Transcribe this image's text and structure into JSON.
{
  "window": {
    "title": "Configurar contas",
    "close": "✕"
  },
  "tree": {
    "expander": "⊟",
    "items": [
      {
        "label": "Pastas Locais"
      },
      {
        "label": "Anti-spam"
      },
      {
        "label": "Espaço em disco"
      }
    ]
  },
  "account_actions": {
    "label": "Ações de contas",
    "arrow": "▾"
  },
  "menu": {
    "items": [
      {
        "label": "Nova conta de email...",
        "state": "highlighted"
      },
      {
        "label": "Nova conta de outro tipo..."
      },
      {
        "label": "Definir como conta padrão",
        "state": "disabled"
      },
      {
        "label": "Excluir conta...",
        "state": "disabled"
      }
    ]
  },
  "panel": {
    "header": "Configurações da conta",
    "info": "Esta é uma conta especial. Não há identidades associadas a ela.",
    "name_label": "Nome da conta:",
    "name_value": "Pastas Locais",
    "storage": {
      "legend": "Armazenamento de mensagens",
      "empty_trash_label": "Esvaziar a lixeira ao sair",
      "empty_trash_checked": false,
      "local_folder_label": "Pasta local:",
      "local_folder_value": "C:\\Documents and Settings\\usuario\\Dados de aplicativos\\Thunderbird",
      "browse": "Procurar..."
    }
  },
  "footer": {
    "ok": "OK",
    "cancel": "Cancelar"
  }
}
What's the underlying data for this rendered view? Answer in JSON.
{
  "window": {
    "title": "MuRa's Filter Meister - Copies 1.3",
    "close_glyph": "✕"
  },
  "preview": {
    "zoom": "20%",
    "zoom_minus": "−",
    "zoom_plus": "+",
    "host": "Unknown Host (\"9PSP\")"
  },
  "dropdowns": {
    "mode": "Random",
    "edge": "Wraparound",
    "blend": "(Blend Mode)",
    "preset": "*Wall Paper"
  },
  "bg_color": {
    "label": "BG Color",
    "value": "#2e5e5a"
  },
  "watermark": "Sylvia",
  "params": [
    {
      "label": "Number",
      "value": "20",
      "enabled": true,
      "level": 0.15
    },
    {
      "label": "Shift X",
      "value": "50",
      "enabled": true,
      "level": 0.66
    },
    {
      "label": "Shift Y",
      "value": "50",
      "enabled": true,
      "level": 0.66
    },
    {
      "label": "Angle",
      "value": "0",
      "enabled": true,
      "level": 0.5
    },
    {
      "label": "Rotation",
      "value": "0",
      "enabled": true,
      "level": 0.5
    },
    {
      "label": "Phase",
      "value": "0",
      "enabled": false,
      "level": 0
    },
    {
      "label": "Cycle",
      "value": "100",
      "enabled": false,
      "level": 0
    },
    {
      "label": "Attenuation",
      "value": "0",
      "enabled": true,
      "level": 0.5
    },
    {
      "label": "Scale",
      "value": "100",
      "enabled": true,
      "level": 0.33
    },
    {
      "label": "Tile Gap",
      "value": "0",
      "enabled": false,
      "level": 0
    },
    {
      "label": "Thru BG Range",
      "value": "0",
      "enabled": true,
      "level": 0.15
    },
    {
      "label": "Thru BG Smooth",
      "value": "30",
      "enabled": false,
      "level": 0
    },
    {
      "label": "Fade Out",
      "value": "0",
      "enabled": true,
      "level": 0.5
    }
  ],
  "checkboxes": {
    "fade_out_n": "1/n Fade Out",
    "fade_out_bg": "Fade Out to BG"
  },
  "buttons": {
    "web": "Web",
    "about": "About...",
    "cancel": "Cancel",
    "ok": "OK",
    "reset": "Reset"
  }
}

########################################

## TASK REQUIREMENTS
Isolate each line of the listing above that includes "Locais". Copy it.

## ANSWER TO THE TASK
        "label": "Pastas Locais"
    "name_value": "Pastas Locais",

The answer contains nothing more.